= Exercise objective =
Check each line of the records below and collect those holding "субсидии".

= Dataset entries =
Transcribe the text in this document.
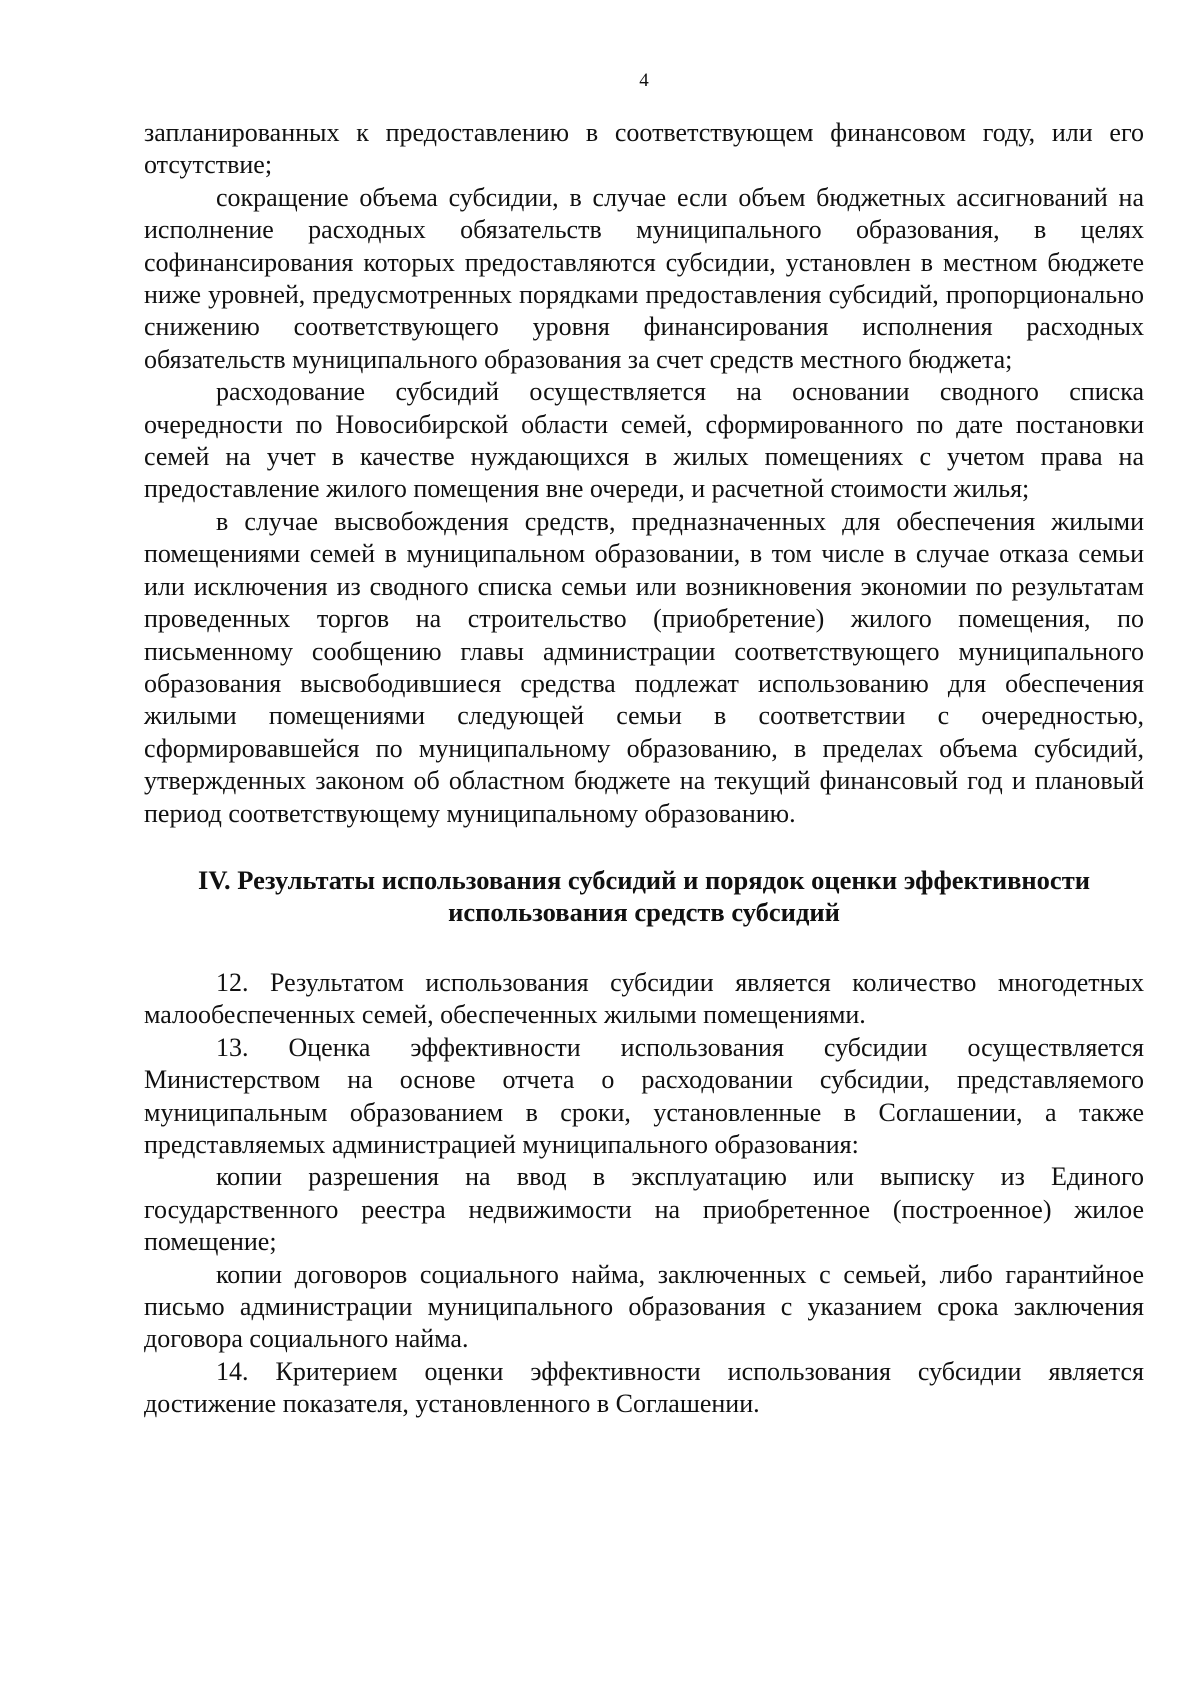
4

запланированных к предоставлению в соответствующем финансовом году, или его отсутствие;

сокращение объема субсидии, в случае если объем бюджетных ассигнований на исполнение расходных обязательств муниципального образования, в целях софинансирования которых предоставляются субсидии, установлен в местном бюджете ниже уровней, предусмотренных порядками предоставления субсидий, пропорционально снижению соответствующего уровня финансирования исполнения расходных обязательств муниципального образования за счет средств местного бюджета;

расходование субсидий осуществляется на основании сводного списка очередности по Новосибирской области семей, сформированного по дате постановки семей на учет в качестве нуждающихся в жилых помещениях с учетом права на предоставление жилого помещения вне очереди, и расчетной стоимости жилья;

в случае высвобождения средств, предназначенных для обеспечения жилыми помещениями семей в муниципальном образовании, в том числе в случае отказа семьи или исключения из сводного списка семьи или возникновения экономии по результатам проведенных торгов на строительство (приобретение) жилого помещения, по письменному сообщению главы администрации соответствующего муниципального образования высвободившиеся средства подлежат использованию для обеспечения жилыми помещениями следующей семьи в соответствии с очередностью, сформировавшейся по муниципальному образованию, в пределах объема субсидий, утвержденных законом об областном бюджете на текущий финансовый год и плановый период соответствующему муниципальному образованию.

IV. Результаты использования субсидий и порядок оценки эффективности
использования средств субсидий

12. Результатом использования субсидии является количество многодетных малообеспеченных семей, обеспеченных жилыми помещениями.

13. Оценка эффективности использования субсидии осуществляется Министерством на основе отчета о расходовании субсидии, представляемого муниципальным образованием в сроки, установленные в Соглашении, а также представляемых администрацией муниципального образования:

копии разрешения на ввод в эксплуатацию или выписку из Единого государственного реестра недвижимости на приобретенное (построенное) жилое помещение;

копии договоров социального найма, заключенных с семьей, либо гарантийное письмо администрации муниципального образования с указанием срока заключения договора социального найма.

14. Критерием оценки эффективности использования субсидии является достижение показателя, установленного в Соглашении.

---

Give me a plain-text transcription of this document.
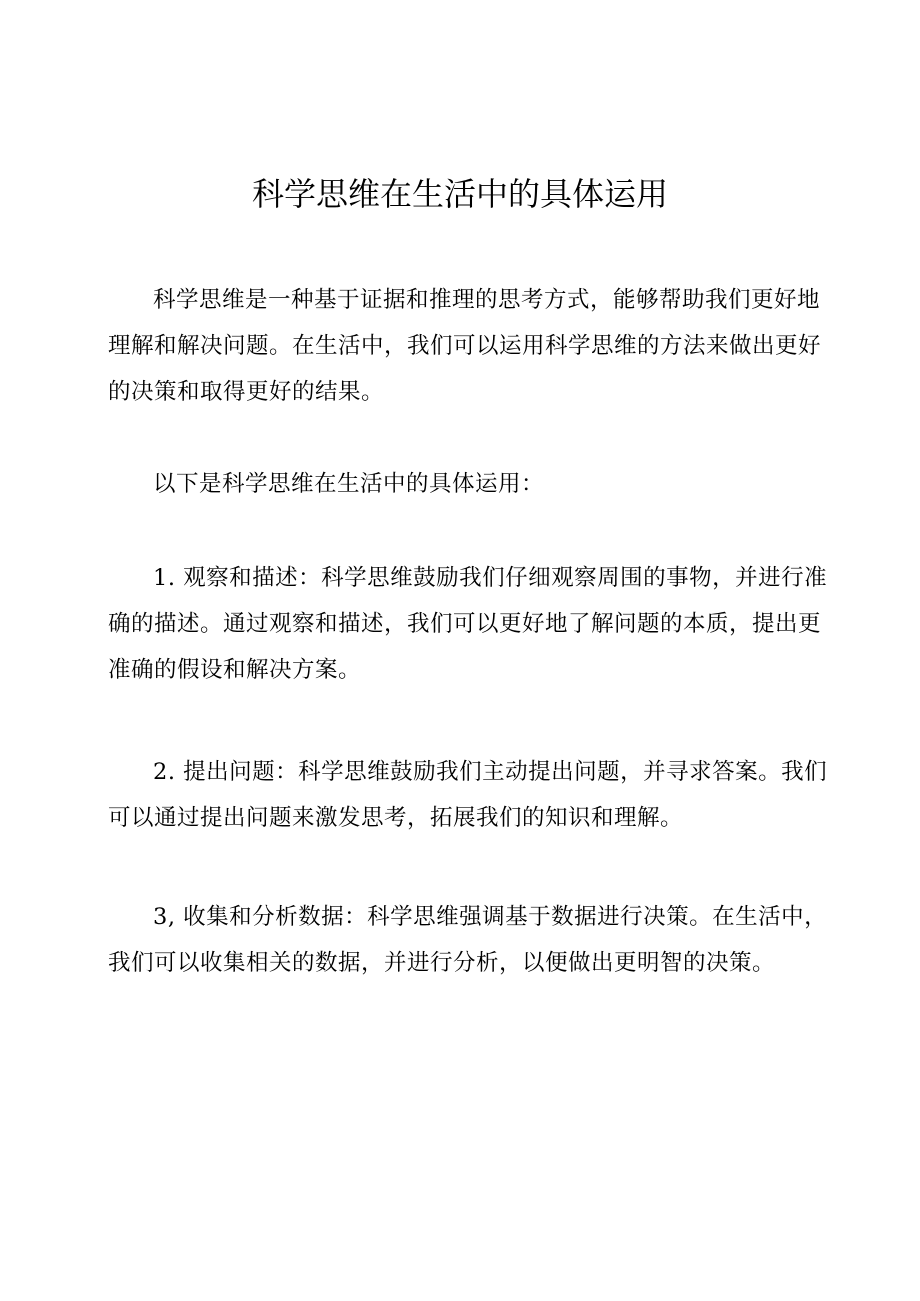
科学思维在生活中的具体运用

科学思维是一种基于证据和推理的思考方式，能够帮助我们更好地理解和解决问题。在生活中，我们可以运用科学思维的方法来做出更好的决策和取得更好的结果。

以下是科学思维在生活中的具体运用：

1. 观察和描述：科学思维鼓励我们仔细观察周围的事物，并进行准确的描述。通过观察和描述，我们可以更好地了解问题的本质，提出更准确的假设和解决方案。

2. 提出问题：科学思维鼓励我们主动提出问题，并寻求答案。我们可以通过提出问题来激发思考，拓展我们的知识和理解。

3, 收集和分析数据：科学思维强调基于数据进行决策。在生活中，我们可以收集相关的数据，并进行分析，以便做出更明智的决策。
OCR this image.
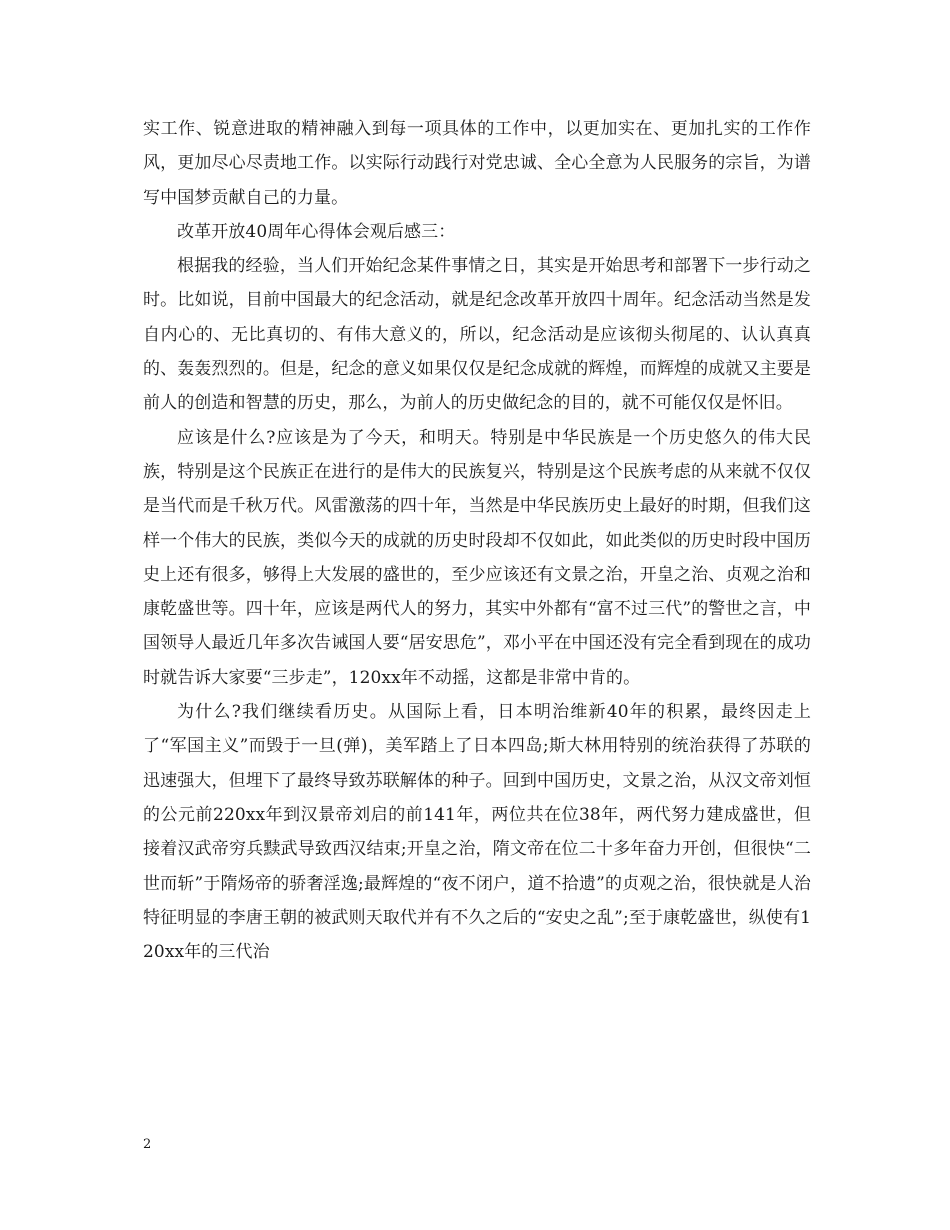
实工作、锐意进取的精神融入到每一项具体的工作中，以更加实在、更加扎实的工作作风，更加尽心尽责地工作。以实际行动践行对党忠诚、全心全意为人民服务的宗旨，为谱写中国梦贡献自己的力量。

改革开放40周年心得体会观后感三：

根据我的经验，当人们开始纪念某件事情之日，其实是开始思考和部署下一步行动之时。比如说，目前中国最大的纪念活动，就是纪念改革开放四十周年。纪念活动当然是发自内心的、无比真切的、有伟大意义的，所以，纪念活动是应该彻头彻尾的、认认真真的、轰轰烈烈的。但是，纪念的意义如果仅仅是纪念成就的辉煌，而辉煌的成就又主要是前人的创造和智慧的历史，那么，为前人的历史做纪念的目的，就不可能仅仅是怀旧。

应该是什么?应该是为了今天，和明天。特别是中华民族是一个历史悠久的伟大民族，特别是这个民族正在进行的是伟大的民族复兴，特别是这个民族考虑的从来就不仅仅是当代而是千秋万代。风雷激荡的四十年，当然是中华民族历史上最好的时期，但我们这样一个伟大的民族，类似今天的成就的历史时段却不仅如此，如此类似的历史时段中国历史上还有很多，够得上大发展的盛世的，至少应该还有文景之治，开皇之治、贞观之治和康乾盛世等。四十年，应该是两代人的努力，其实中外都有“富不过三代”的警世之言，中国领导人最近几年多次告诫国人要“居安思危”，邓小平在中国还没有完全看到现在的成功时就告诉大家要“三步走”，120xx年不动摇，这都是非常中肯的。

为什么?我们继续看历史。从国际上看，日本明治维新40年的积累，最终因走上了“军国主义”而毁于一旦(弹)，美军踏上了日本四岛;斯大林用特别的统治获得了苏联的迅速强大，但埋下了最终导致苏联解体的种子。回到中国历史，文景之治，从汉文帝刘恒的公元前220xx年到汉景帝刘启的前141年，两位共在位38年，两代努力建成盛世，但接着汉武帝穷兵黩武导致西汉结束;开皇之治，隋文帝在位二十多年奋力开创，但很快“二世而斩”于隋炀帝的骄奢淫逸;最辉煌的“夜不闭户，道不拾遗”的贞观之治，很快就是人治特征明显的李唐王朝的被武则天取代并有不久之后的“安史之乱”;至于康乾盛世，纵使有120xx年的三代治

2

* * *

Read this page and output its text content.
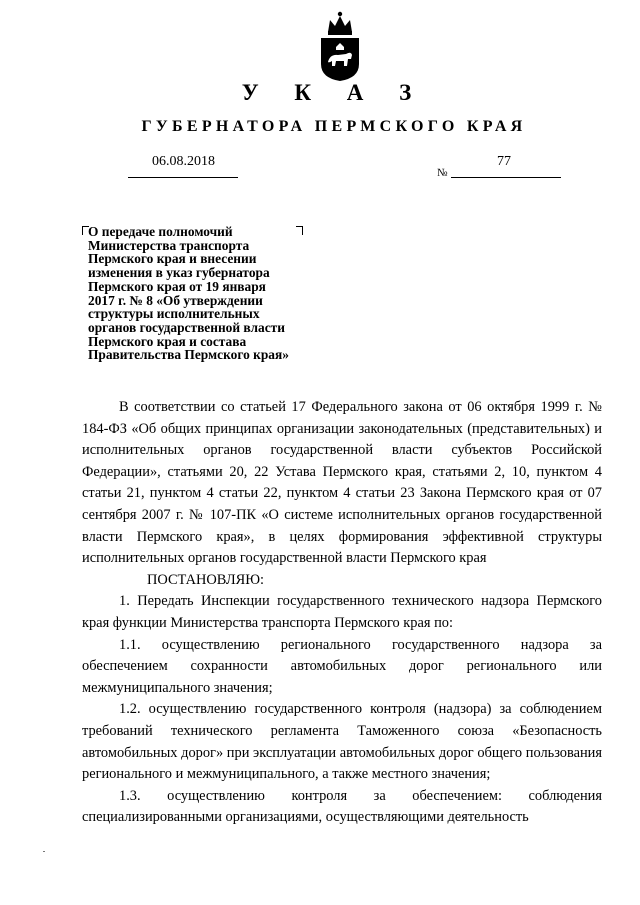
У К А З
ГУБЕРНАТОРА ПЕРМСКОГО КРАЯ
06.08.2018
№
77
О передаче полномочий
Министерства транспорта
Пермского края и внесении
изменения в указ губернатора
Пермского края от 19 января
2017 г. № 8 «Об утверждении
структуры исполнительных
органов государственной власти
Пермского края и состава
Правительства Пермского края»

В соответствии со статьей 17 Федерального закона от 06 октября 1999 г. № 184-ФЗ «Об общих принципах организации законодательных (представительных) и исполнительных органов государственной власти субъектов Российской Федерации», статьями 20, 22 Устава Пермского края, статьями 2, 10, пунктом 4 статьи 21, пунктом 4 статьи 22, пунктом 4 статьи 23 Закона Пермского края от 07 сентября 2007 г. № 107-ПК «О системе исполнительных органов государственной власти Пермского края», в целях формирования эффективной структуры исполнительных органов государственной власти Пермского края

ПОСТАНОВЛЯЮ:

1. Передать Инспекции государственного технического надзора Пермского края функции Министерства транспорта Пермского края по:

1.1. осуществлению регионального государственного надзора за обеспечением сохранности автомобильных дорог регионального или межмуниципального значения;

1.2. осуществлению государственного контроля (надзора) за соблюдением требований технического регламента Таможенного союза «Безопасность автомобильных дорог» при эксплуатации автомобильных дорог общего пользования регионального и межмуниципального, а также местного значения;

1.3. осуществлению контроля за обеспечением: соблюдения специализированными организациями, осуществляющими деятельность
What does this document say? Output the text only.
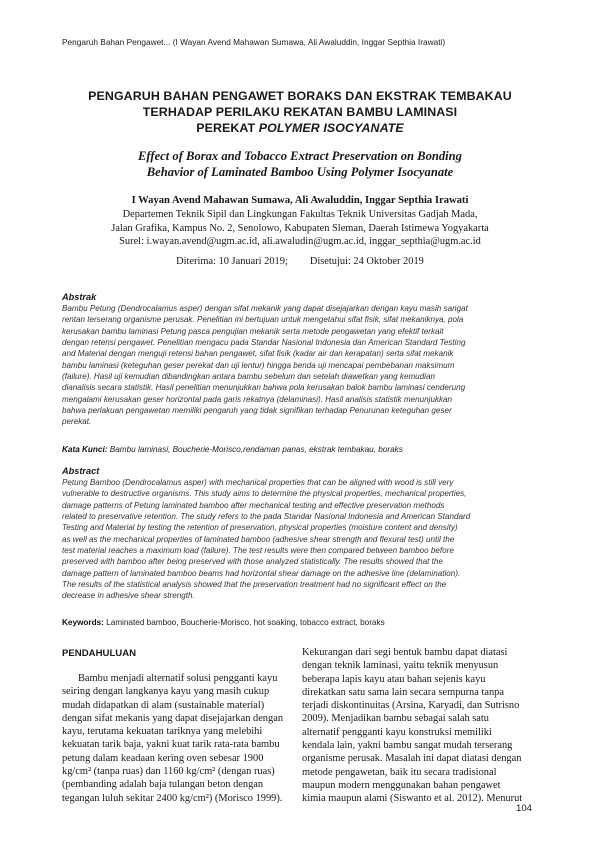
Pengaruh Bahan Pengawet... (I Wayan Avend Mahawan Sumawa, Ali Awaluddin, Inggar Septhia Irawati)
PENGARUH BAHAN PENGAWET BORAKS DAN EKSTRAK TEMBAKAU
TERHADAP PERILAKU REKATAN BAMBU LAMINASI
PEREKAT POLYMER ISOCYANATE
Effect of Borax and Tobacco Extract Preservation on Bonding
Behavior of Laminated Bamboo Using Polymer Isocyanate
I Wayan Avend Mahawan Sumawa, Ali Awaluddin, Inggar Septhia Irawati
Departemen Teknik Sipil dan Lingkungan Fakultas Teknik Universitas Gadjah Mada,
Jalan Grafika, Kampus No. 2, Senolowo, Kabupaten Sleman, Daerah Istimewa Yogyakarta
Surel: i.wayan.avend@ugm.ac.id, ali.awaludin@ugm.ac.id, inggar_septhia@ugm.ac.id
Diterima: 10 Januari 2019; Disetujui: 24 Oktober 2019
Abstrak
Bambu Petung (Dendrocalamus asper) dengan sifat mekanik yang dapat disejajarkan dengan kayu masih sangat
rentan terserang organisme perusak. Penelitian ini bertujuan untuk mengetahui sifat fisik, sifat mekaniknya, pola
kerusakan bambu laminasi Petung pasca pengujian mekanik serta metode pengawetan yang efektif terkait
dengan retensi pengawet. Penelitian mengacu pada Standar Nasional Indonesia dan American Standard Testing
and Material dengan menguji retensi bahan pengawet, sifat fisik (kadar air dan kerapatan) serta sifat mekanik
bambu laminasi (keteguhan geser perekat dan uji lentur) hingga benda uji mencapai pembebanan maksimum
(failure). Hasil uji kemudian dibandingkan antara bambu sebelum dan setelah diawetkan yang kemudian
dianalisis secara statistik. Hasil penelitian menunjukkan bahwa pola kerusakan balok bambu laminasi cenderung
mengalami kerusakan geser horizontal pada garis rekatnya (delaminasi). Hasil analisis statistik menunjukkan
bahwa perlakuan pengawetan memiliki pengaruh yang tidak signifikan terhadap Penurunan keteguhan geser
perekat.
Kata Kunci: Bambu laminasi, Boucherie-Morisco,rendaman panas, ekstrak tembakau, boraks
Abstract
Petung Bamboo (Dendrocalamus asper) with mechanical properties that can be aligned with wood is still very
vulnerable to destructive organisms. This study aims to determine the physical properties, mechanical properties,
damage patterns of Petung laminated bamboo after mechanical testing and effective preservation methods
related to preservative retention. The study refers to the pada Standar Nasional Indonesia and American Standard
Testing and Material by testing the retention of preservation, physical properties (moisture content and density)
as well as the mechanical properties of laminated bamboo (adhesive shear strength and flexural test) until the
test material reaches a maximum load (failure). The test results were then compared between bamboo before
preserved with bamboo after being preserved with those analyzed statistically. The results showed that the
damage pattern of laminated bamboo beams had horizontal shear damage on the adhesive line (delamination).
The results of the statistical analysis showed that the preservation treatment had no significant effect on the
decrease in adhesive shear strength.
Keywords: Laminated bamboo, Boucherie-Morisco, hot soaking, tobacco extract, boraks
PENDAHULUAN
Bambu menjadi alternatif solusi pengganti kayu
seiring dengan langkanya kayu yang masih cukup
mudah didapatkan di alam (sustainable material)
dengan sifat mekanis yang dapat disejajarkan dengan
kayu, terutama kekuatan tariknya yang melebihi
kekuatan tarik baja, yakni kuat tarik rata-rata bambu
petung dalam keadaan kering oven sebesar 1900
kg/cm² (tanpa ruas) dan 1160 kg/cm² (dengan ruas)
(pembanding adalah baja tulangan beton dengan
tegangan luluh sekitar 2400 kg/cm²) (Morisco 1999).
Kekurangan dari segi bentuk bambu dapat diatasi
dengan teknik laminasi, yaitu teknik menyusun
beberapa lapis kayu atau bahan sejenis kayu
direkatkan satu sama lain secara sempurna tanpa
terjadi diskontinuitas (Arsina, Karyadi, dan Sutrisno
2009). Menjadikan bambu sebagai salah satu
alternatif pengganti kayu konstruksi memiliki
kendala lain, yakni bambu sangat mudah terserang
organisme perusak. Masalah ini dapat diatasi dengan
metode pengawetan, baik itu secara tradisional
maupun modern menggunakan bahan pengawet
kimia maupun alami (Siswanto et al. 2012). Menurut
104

= Worked answer =
сокращение объема субсидии, в случае если объем бюджетных ассигнований на исполнение расходных обязательств муниципального образования, в целях софинансирования которых предоставляются субсидии, установлен в местном бюджете ниже уровней, предусмотренных порядками предоставления субсидий, пропорционально снижению соответствующего уровня финансирования исполнения расходных обязательств муниципального образования за счет средств местного бюджета;
12. Результатом использования субсидии является количество многодетных малообеспеченных семей, обеспеченных жилыми помещениями.
13. Оценка эффективности использования субсидии осуществляется Министерством на основе отчета о расходовании субсидии, представляемого муниципальным образованием в сроки, установленные в Соглашении, а также представляемых администрацией муниципального образования:
14. Критерием оценки эффективности использования субсидии является достижение показателя, установленного в Соглашении.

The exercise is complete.